_OBJECTIVE_
Below are some entries. Copy each line that holds the string "Percentage".
─── ROWS
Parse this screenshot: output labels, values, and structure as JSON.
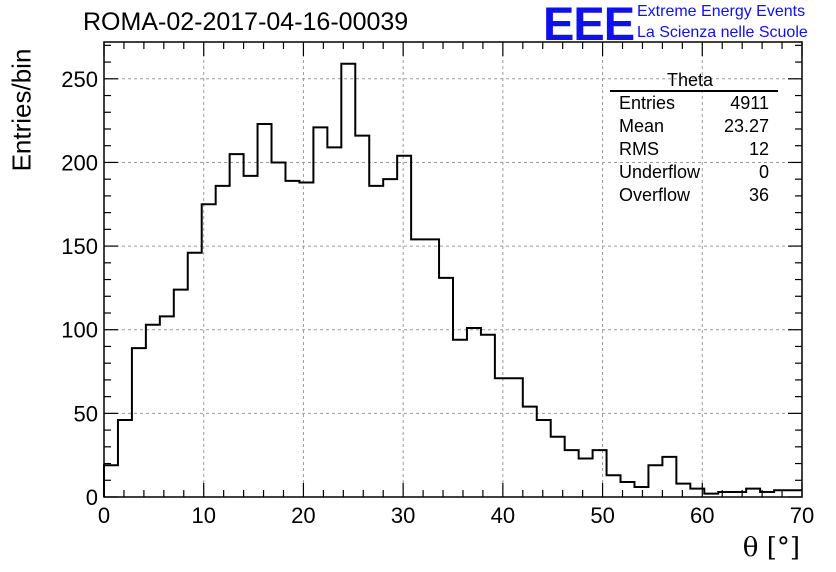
{
  "header": {
    "title": "ROMA-02-2017-04-16-00039",
    "logo_text": "EEE",
    "logo_line1": "Extreme Energy Events",
    "logo_line2": "La Scienza nelle Scuole"
  },
  "stats": {
    "title": "Theta",
    "rows": [
      {
        "label": "Entries",
        "value": "4911"
      },
      {
        "label": "Mean",
        "value": "23.27"
      },
      {
        "label": "RMS",
        "value": "12"
      },
      {
        "label": "Underflow",
        "value": "0"
      },
      {
        "label": "Overflow",
        "value": "36"
      }
    ]
  },
  "colors": {
    "logo": "#1010e8",
    "line": "#000000",
    "grid": "#9a9a9a"
  },
  "chart_data": {
    "type": "bar",
    "style": "step-histogram",
    "xlabel": "θ [°]",
    "ylabel": "Entries/bin",
    "xlim": [
      0,
      70
    ],
    "ylim": [
      0,
      272
    ],
    "grid": true,
    "legend": "stats box top-right",
    "bin_edges_start": 0,
    "bin_width": 1.4,
    "values": [
      19,
      46,
      89,
      103,
      108,
      124,
      146,
      175,
      186,
      205,
      192,
      223,
      200,
      189,
      188,
      221,
      209,
      259,
      216,
      186,
      190,
      204,
      154,
      154,
      131,
      94,
      101,
      97,
      71,
      71,
      54,
      46,
      36,
      28,
      23,
      28,
      13,
      9,
      6,
      19,
      24,
      8,
      5,
      2,
      3,
      3,
      5,
      3,
      4,
      4
    ],
    "x_ticks": [
      "0",
      "10",
      "20",
      "30",
      "40",
      "50",
      "60",
      "70"
    ],
    "y_ticks": [
      "0",
      "50",
      "100",
      "150",
      "200",
      "250"
    ]
  }
}
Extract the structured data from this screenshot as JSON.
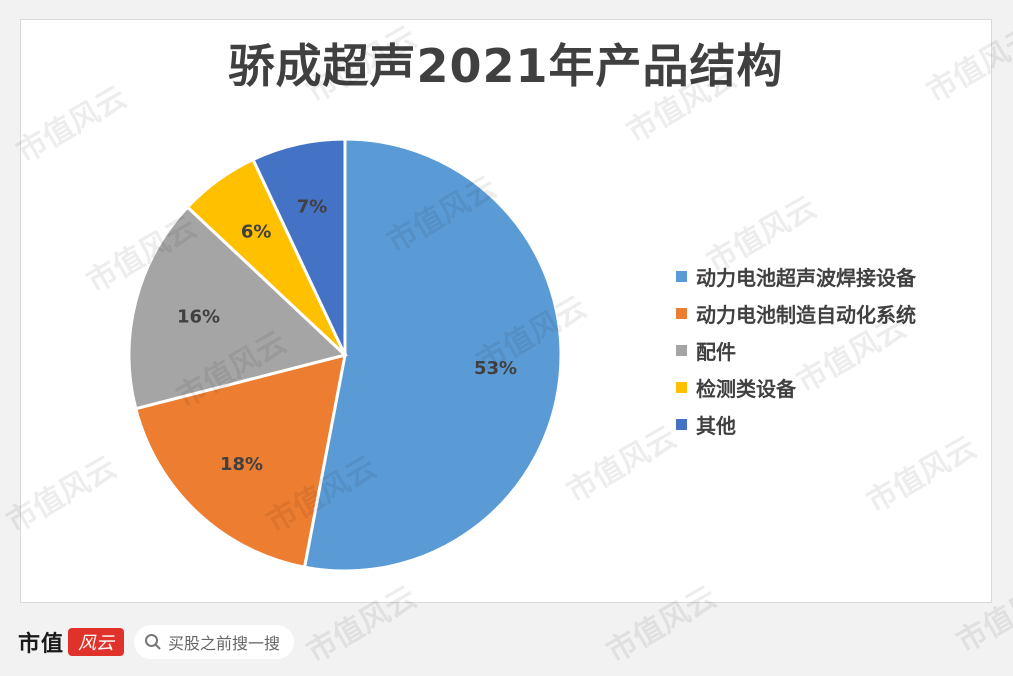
{
  "chart_data": {
    "type": "pie",
    "title": "骄成超声2021年产品结构",
    "categories": [
      "动力电池超声波焊接设备",
      "动力电池制造自动化系统",
      "配件",
      "检测类设备",
      "其他"
    ],
    "values": [
      53,
      18,
      16,
      6,
      7
    ],
    "labels": [
      "53%",
      "18%",
      "16%",
      "6%",
      "7%"
    ],
    "colors": [
      "#5b9bd5",
      "#ed7d31",
      "#a5a5a5",
      "#ffc000",
      "#4472c4"
    ],
    "legend_position": "right"
  },
  "footer": {
    "brand": "市值",
    "brand_mark": "风云",
    "search_placeholder": "买股之前搜一搜"
  },
  "watermark": "市值风云"
}
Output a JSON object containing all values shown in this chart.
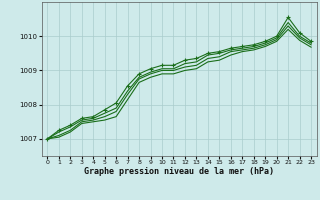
{
  "title": "Graphe pression niveau de la mer (hPa)",
  "background_color": "#ceeaea",
  "grid_color": "#aacccc",
  "line_color": "#1a6e1a",
  "x_ticks": [
    0,
    1,
    2,
    3,
    4,
    5,
    6,
    7,
    8,
    9,
    10,
    11,
    12,
    13,
    14,
    15,
    16,
    17,
    18,
    19,
    20,
    21,
    22,
    23
  ],
  "ylim": [
    1006.5,
    1011.0
  ],
  "yticks": [
    1007,
    1008,
    1009,
    1010
  ],
  "series": [
    [
      1007.0,
      1007.25,
      1007.4,
      1007.6,
      1007.65,
      1007.85,
      1008.05,
      1008.55,
      1008.9,
      1009.05,
      1009.15,
      1009.15,
      1009.3,
      1009.35,
      1009.5,
      1009.55,
      1009.65,
      1009.7,
      1009.75,
      1009.85,
      1010.0,
      1010.55,
      1010.1,
      1009.85
    ],
    [
      1007.0,
      1007.2,
      1007.35,
      1007.55,
      1007.6,
      1007.75,
      1007.9,
      1008.4,
      1008.8,
      1008.95,
      1009.05,
      1009.05,
      1009.2,
      1009.25,
      1009.45,
      1009.5,
      1009.6,
      1009.65,
      1009.7,
      1009.8,
      1009.95,
      1010.4,
      1010.0,
      1009.8
    ],
    [
      1007.0,
      1007.1,
      1007.25,
      1007.5,
      1007.55,
      1007.65,
      1007.8,
      1008.3,
      1008.75,
      1008.9,
      1009.0,
      1009.0,
      1009.1,
      1009.15,
      1009.35,
      1009.4,
      1009.55,
      1009.6,
      1009.65,
      1009.75,
      1009.9,
      1010.3,
      1009.95,
      1009.75
    ],
    [
      1007.0,
      1007.05,
      1007.2,
      1007.45,
      1007.5,
      1007.55,
      1007.65,
      1008.15,
      1008.65,
      1008.8,
      1008.9,
      1008.9,
      1009.0,
      1009.05,
      1009.25,
      1009.3,
      1009.45,
      1009.55,
      1009.6,
      1009.7,
      1009.85,
      1010.2,
      1009.88,
      1009.68
    ]
  ],
  "marker_indices": [
    0,
    1,
    2,
    3,
    4,
    5,
    6,
    7,
    8,
    9,
    10,
    11,
    12,
    13,
    14,
    15,
    16,
    17,
    18,
    19,
    20,
    21,
    22,
    23
  ],
  "marker_series_idx": 0
}
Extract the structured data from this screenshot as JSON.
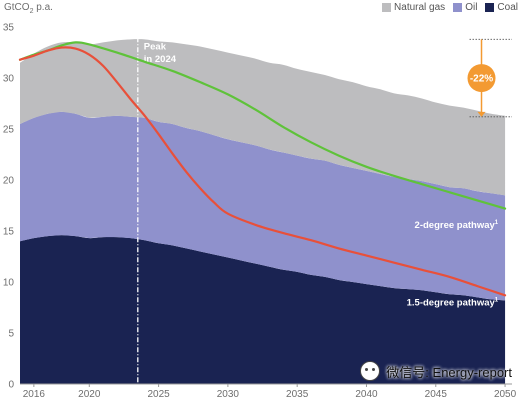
{
  "chart_data": {
    "type": "area",
    "unit_label_main": "GtCO",
    "unit_label_sub": "2",
    "unit_label_tail": " p.a.",
    "x_ticks": [
      "2016",
      "2020",
      "2025",
      "2030",
      "2035",
      "2040",
      "2045",
      "2050"
    ],
    "y_ticks": [
      "0",
      "5",
      "10",
      "15",
      "20",
      "25",
      "30",
      "35"
    ],
    "xlim": [
      2015,
      2050.5
    ],
    "ylim": [
      0,
      35.5
    ],
    "x": [
      2015,
      2016,
      2017,
      2018,
      2019,
      2020,
      2021,
      2022,
      2023,
      2024,
      2025,
      2026,
      2027,
      2028,
      2029,
      2030,
      2031,
      2032,
      2033,
      2034,
      2035,
      2036,
      2037,
      2038,
      2039,
      2040,
      2041,
      2042,
      2043,
      2044,
      2045,
      2046,
      2047,
      2048,
      2049,
      2050
    ],
    "stacked_series": [
      {
        "name": "Coal",
        "color": "#1a2352",
        "values": [
          14.0,
          14.3,
          14.5,
          14.6,
          14.5,
          14.3,
          14.4,
          14.4,
          14.3,
          14.1,
          13.8,
          13.6,
          13.3,
          13.0,
          12.7,
          12.4,
          12.1,
          11.8,
          11.5,
          11.2,
          11.0,
          10.7,
          10.5,
          10.2,
          10.0,
          9.8,
          9.6,
          9.4,
          9.3,
          9.2,
          9.0,
          8.8,
          8.7,
          8.5,
          8.3,
          8.2
        ]
      },
      {
        "name": "Oil",
        "color": "#8f91cc",
        "values": [
          11.5,
          11.8,
          12.0,
          12.1,
          12.0,
          11.8,
          11.8,
          11.9,
          11.9,
          12.0,
          11.9,
          11.9,
          11.8,
          11.8,
          11.7,
          11.6,
          11.6,
          11.6,
          11.5,
          11.5,
          11.4,
          11.4,
          11.4,
          11.3,
          11.2,
          11.1,
          11.0,
          10.9,
          10.8,
          10.7,
          10.6,
          10.5,
          10.5,
          10.4,
          10.4,
          10.3
        ]
      },
      {
        "name": "Natural gas",
        "color": "#bdbdbf",
        "values": [
          6.0,
          6.3,
          6.6,
          6.8,
          7.0,
          7.2,
          7.3,
          7.4,
          7.6,
          7.7,
          7.9,
          8.0,
          8.2,
          8.3,
          8.4,
          8.5,
          8.5,
          8.5,
          8.5,
          8.6,
          8.5,
          8.5,
          8.4,
          8.4,
          8.4,
          8.3,
          8.3,
          8.2,
          8.2,
          8.1,
          8.0,
          8.0,
          7.9,
          7.9,
          7.8,
          7.8
        ]
      }
    ],
    "lines": [
      {
        "name": "2-degree pathway",
        "sup": "1",
        "color": "#5fc23a",
        "label_year": 2049.5,
        "label_value": 15.3,
        "x": [
          2015,
          2016,
          2017,
          2018,
          2019,
          2020,
          2022,
          2024,
          2026,
          2028,
          2030,
          2032,
          2034,
          2036,
          2038,
          2040,
          2042,
          2044,
          2046,
          2048,
          2050
        ],
        "values": [
          31.8,
          32.3,
          32.7,
          33.2,
          33.5,
          33.3,
          32.5,
          31.6,
          30.7,
          29.6,
          28.4,
          26.9,
          25.2,
          23.7,
          22.4,
          21.3,
          20.4,
          19.6,
          18.8,
          18.0,
          17.2
        ]
      },
      {
        "name": "1.5-degree pathway",
        "sup": "1",
        "color": "#e8503a",
        "label_year": 2049.5,
        "label_value": 7.7,
        "x": [
          2015,
          2016,
          2017,
          2018,
          2019,
          2020,
          2021,
          2022,
          2023,
          2024,
          2025,
          2026,
          2027,
          2028,
          2029,
          2030,
          2032,
          2034,
          2036,
          2038,
          2040,
          2042,
          2044,
          2046,
          2048,
          2050
        ],
        "values": [
          31.8,
          32.2,
          32.7,
          33.0,
          32.9,
          32.3,
          31.2,
          29.6,
          27.9,
          26.3,
          24.5,
          22.6,
          20.8,
          19.2,
          17.8,
          16.7,
          15.6,
          14.8,
          14.1,
          13.3,
          12.6,
          11.9,
          11.2,
          10.5,
          9.6,
          8.7
        ]
      }
    ],
    "peak_marker": {
      "year": 2023.5,
      "label_line1": "Peak",
      "label_line2": "in 2024"
    },
    "reduction": {
      "label": "-22%",
      "year": 2048.3,
      "from_value": 33.8,
      "to_value": 26.2,
      "color": "#f39a32"
    }
  },
  "watermark": {
    "text": "微信号: Energy-report"
  }
}
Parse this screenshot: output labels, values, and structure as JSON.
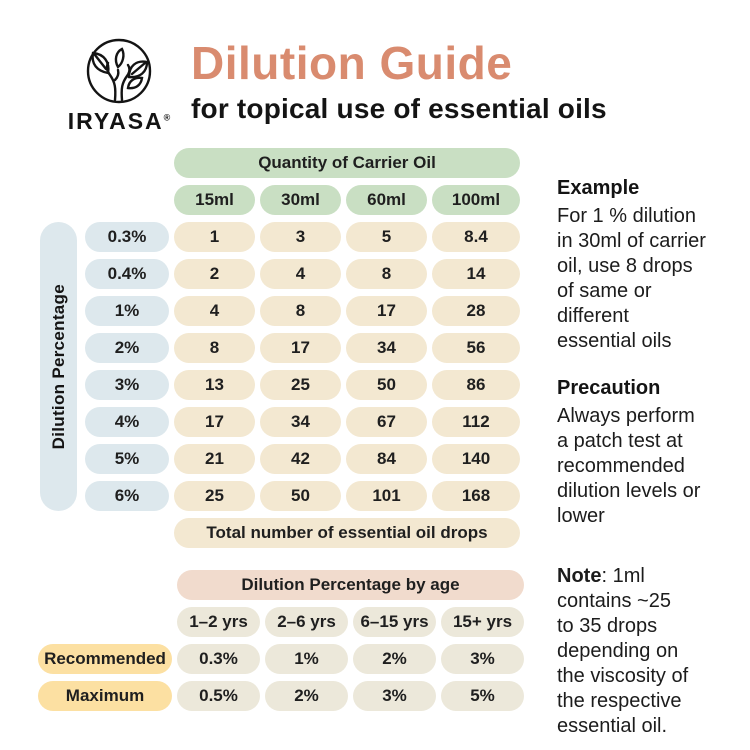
{
  "brand": {
    "name": "IRYASA",
    "registered_mark": "®",
    "logo_icon": "tree-in-circle-logo"
  },
  "header": {
    "title": "Dilution Guide",
    "subtitle": "for topical use of essential oils"
  },
  "colors": {
    "title_accent": "#D98B6F",
    "carrier_header_green": "#C9DFC3",
    "drops_cell_cream": "#F3E8D1",
    "dilution_label_blue": "#DDE8ED",
    "age_header_pink": "#F1DBCD",
    "age_cell_beige": "#ECE8DA",
    "row_label_yellow": "#FCE0A2"
  },
  "chart_data": [
    {
      "type": "table",
      "title": "Quantity of Carrier Oil",
      "row_axis_label": "Dilution Percentage",
      "columns": [
        "15ml",
        "30ml",
        "60ml",
        "100ml"
      ],
      "rows": [
        {
          "label": "0.3%",
          "values": [
            "1",
            "3",
            "5",
            "8.4"
          ]
        },
        {
          "label": "0.4%",
          "values": [
            "2",
            "4",
            "8",
            "14"
          ]
        },
        {
          "label": "1%",
          "values": [
            "4",
            "8",
            "17",
            "28"
          ]
        },
        {
          "label": "2%",
          "values": [
            "8",
            "17",
            "34",
            "56"
          ]
        },
        {
          "label": "3%",
          "values": [
            "13",
            "25",
            "50",
            "86"
          ]
        },
        {
          "label": "4%",
          "values": [
            "17",
            "34",
            "67",
            "112"
          ]
        },
        {
          "label": "5%",
          "values": [
            "21",
            "42",
            "84",
            "140"
          ]
        },
        {
          "label": "6%",
          "values": [
            "25",
            "50",
            "101",
            "168"
          ]
        }
      ],
      "footer": "Total number of essential oil drops"
    },
    {
      "type": "table",
      "title": "Dilution Percentage by age",
      "columns": [
        "1–2 yrs",
        "2–6 yrs",
        "6–15 yrs",
        "15+ yrs"
      ],
      "rows": [
        {
          "label": "Recommended",
          "values": [
            "0.3%",
            "1%",
            "2%",
            "3%"
          ]
        },
        {
          "label": "Maximum",
          "values": [
            "0.5%",
            "2%",
            "3%",
            "5%"
          ]
        }
      ]
    }
  ],
  "notes": {
    "example": {
      "heading": "Example",
      "body": "For 1 % dilution\nin 30ml of carrier\noil,  use 8 drops\nof same or\ndifferent\nessential oils"
    },
    "precaution": {
      "heading": "Precaution",
      "body": "Always perform\na patch test at\nrecommended\ndilution levels or\nlower"
    },
    "note": {
      "heading": "Note",
      "body": ": 1ml\ncontains ~25\nto 35 drops\ndepending on\nthe viscosity of\nthe respective\nessential oil."
    }
  }
}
──────
_FULL ANSWER_
      "row_axis_label": "Dilution Percentage",
      "title": "Dilution Percentage by age",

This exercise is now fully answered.